▶ _The task_: Check every line below for the word "CLOVA" and show those that hold it.

++++ Exercise inputs ++++

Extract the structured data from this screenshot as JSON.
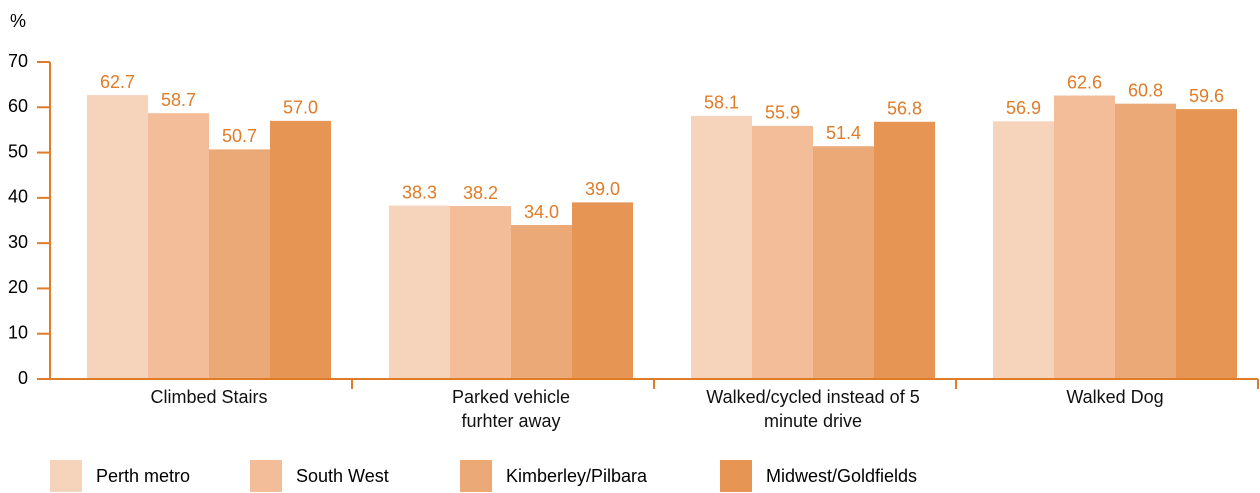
{
  "chart_data": {
    "type": "bar",
    "ylabel": "%",
    "categories": [
      "Climbed Stairs",
      "Parked vehicle\nfurhter away",
      "Walked/cycled instead of 5\nminute drive",
      "Walked Dog"
    ],
    "series": [
      {
        "name": "Perth metro",
        "color": "#f6d4bc",
        "values": [
          62.7,
          38.3,
          58.1,
          56.9
        ]
      },
      {
        "name": "South West",
        "color": "#f2bd98",
        "values": [
          58.7,
          38.2,
          55.9,
          62.6
        ]
      },
      {
        "name": "Kimberley/Pilbara",
        "color": "#eca978",
        "values": [
          50.7,
          34,
          51.4,
          60.8
        ],
        "value_labels": [
          "50.7",
          "34.0",
          "51.4",
          "60.8"
        ]
      },
      {
        "name": "Midwest/Goldfields",
        "color": "#e69554",
        "values": [
          57,
          39,
          56.8,
          59.6
        ],
        "value_labels": [
          "57.0",
          "39.0",
          "56.8",
          "59.6"
        ]
      }
    ],
    "ylim": [
      0,
      70
    ],
    "yticks": [
      0,
      10,
      20,
      30,
      40,
      50,
      60,
      70
    ],
    "axis_color": "#e07b28",
    "label_color": "#e07b28",
    "legend": "bottom"
  }
}
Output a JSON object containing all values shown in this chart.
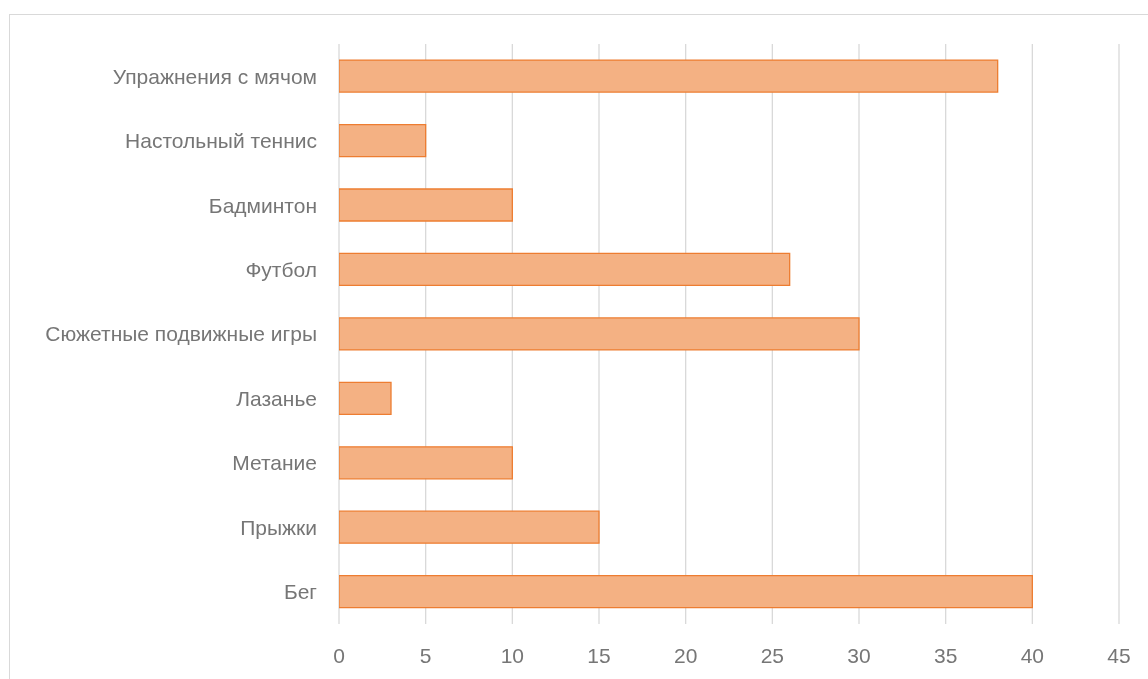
{
  "chart_data": {
    "type": "bar",
    "orientation": "horizontal",
    "categories": [
      "Упражнения с мячом",
      "Настольный теннис",
      "Бадминтон",
      "Футбол",
      "Сюжетные подвижные игры",
      "Лазанье",
      "Метание",
      "Прыжки",
      "Бег"
    ],
    "values": [
      38,
      5,
      10,
      26,
      30,
      3,
      10,
      15,
      40
    ],
    "color": "#f4b183",
    "xlim": [
      0,
      45
    ],
    "xticks": [
      0,
      5,
      10,
      15,
      20,
      25,
      30,
      35,
      40,
      45
    ],
    "grid": "x"
  }
}
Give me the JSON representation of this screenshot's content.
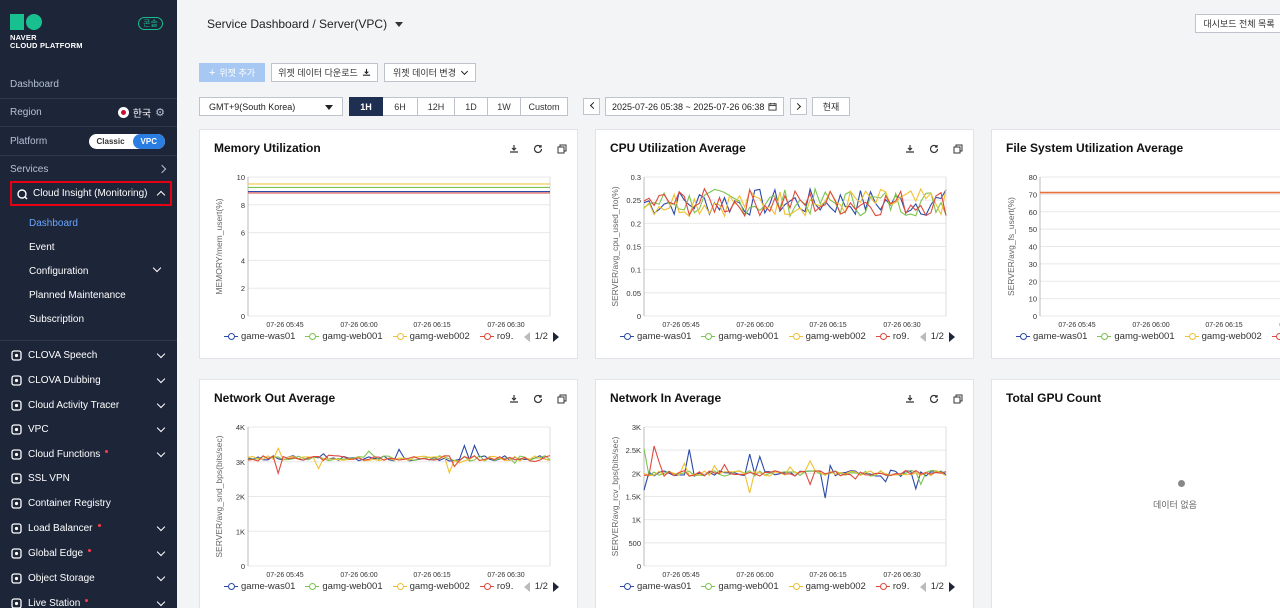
{
  "brand": {
    "line1": "NAVER",
    "line2": "CLOUD PLATFORM",
    "badge": "콘솔",
    "color": "#19c08f"
  },
  "sidebar": {
    "dashboard": "Dashboard",
    "region_label": "Region",
    "region_value": "한국",
    "platform_label": "Platform",
    "platform_options": [
      "Classic",
      "VPC"
    ],
    "platform_selected": "VPC",
    "services_label": "Services",
    "cloud_insight": "Cloud Insight (Monitoring)",
    "sub_items": [
      "Dashboard",
      "Event",
      "Configuration",
      "Planned Maintenance",
      "Subscription"
    ],
    "services": [
      {
        "label": "CLOVA Speech",
        "icon": "speech-icon",
        "new": false
      },
      {
        "label": "CLOVA Dubbing",
        "icon": "dubbing-icon",
        "new": false
      },
      {
        "label": "Cloud Activity Tracer",
        "icon": "tracer-icon",
        "new": false
      },
      {
        "label": "VPC",
        "icon": "vpc-icon",
        "new": false
      },
      {
        "label": "Cloud Functions",
        "icon": "functions-icon",
        "new": true
      },
      {
        "label": "SSL VPN",
        "icon": "vpn-icon",
        "new": false
      },
      {
        "label": "Container Registry",
        "icon": "registry-icon",
        "new": false
      },
      {
        "label": "Load Balancer",
        "icon": "load-balancer-icon",
        "new": true
      },
      {
        "label": "Global Edge",
        "icon": "edge-icon",
        "new": true
      },
      {
        "label": "Object Storage",
        "icon": "storage-icon",
        "new": false
      },
      {
        "label": "Live Station",
        "icon": "live-icon",
        "new": true
      }
    ]
  },
  "header": {
    "breadcrumb": "Service Dashboard / Server(VPC)",
    "all_dashboards": "대시보드 전체 목록"
  },
  "toolbar": {
    "add_widget": "위젯 추가",
    "download": "위젯 데이터 다운로드",
    "change": "위젯 데이터 변경",
    "timezone": "GMT+9(South Korea)",
    "ranges": [
      "1H",
      "6H",
      "12H",
      "1D",
      "1W",
      "Custom"
    ],
    "range_selected": "1H",
    "time_range": "2025-07-26 05:38 ~ 2025-07-26 06:38",
    "now": "현재"
  },
  "legend": {
    "items": [
      "game-was01",
      "gamg-web001",
      "gamg-web002",
      "ro9․"
    ],
    "pager": "1/2"
  },
  "colors": {
    "was01": "#2b4aa8",
    "web001": "#7cc44f",
    "web002": "#f0c030",
    "ro9": "#e0483e",
    "fs": "#e8703a"
  },
  "x_ticks": [
    "07-26 05:45",
    "07-26 06:00",
    "07-26 06:15",
    "07-26 06:30"
  ],
  "empty_label": "데이터 없음",
  "chart_data": [
    {
      "type": "line",
      "title": "Memory Utilization",
      "ylabel": "MEMORY/mem_usert(%)",
      "ylim": [
        0,
        10
      ],
      "yticks": [
        "0",
        "2",
        "4",
        "6",
        "8",
        "10"
      ],
      "series": [
        {
          "name": "game-was01",
          "values": [
            8.95,
            8.95
          ]
        },
        {
          "name": "gamg-web001",
          "values": [
            9.25,
            9.25
          ]
        },
        {
          "name": "gamg-web002",
          "values": [
            9.5,
            9.5
          ]
        },
        {
          "name": "ro9․",
          "values": [
            8.85,
            8.85
          ]
        }
      ]
    },
    {
      "type": "line",
      "title": "CPU Utilization Average",
      "ylabel": "SERVER/avg_cpu_used_rto(%)",
      "ylim": [
        0,
        0.3
      ],
      "yticks": [
        "0",
        "0.05",
        "0.1",
        "0.15",
        "0.2",
        "0.25",
        "0.3"
      ],
      "series": [
        {
          "name": "game-was01"
        },
        {
          "name": "gamg-web001"
        },
        {
          "name": "gamg-web002"
        },
        {
          "name": "ro9․"
        }
      ]
    },
    {
      "type": "line",
      "title": "File System Utilization Average",
      "ylabel": "SERVER/avg_fs_usert(%)",
      "ylim": [
        0,
        80
      ],
      "yticks": [
        "0",
        "10",
        "20",
        "30",
        "40",
        "50",
        "60",
        "70",
        "80"
      ],
      "series": [
        {
          "name": "game-was01",
          "values": [
            71,
            71
          ]
        }
      ]
    },
    {
      "type": "line",
      "title": "Network Out Average",
      "ylabel": "SERVER/avg_snd_bps(bits/sec)",
      "ylim": [
        0,
        4000
      ],
      "yticks": [
        "0",
        "1K",
        "2K",
        "3K",
        "4K"
      ],
      "series": [
        {
          "name": "game-was01"
        },
        {
          "name": "gamg-web001"
        },
        {
          "name": "gamg-web002"
        },
        {
          "name": "ro9․"
        }
      ]
    },
    {
      "type": "line",
      "title": "Network In Average",
      "ylabel": "SERVER/avg_rcv_bps(bits/sec)",
      "ylim": [
        0,
        3000
      ],
      "yticks": [
        "0",
        "500",
        "1K",
        "1.5K",
        "2K",
        "2.5K",
        "3K"
      ],
      "series": [
        {
          "name": "game-was01"
        },
        {
          "name": "gamg-web001"
        },
        {
          "name": "gamg-web002"
        },
        {
          "name": "ro9․"
        }
      ]
    },
    {
      "type": "line",
      "title": "Total GPU Count",
      "series": []
    }
  ]
}
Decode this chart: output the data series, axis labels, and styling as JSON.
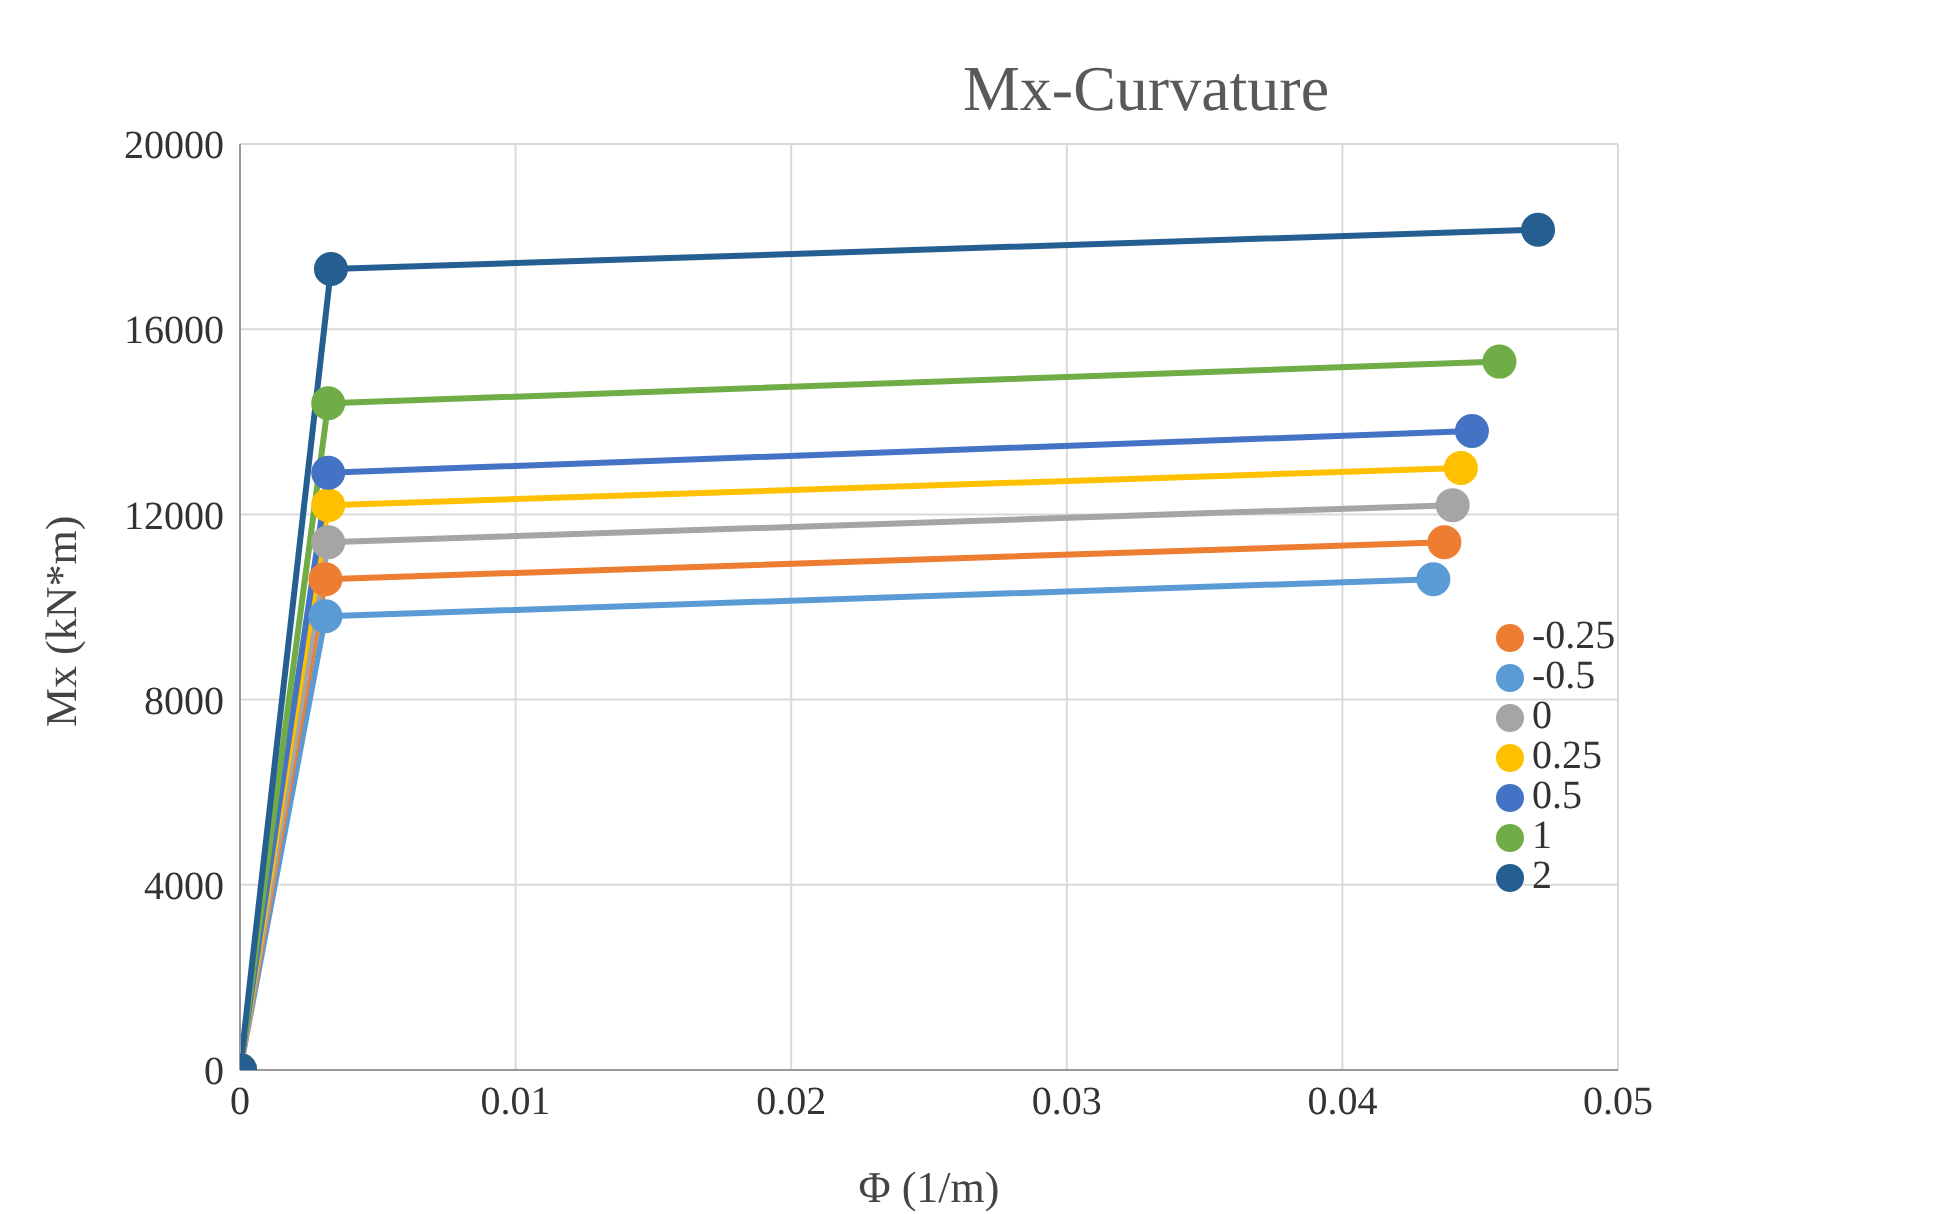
{
  "chart_data": {
    "type": "line",
    "title": "Mx-Curvature",
    "xlabel": "Φ (1/m)",
    "ylabel": "Mx (kN*m)",
    "xlim": [
      0,
      0.05
    ],
    "xticks": [
      0,
      0.01,
      0.02,
      0.03,
      0.04,
      0.05
    ],
    "ylim": [
      0,
      20000
    ],
    "yticks": [
      0,
      4000,
      8000,
      12000,
      16000,
      20000
    ],
    "grid": true,
    "legend": "right",
    "marker": "circle",
    "line_style": "solid",
    "series": [
      {
        "name": "-0.5",
        "color": "#5b9bd5",
        "x": [
          0,
          0.0031,
          0.0433
        ],
        "values": [
          0,
          9800,
          10600
        ]
      },
      {
        "name": "-0.25",
        "color": "#ed7d31",
        "x": [
          0,
          0.0031,
          0.0437
        ],
        "values": [
          0,
          10600,
          11400
        ]
      },
      {
        "name": "0",
        "color": "#a5a5a5",
        "x": [
          0,
          0.0032,
          0.044
        ],
        "values": [
          0,
          11400,
          12200
        ]
      },
      {
        "name": "0.25",
        "color": "#ffc000",
        "x": [
          0,
          0.0032,
          0.0443
        ],
        "values": [
          0,
          12200,
          13000
        ]
      },
      {
        "name": "0.5",
        "color": "#4472c4",
        "x": [
          0,
          0.0032,
          0.0447
        ],
        "values": [
          0,
          12900,
          13800
        ]
      },
      {
        "name": "1",
        "color": "#70ad47",
        "x": [
          0,
          0.0032,
          0.0457
        ],
        "values": [
          0,
          14400,
          15300
        ]
      },
      {
        "name": "2",
        "color": "#255e91",
        "x": [
          0,
          0.0033,
          0.0471
        ],
        "values": [
          0,
          17300,
          18150
        ]
      }
    ]
  }
}
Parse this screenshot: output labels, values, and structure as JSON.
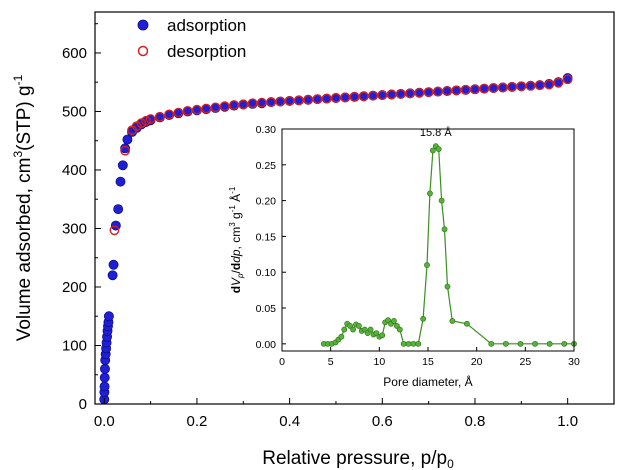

++++

▶ _Problem solution_:
        "label": "CLOVA Speech",
        "label": "CLOVA Dubbing",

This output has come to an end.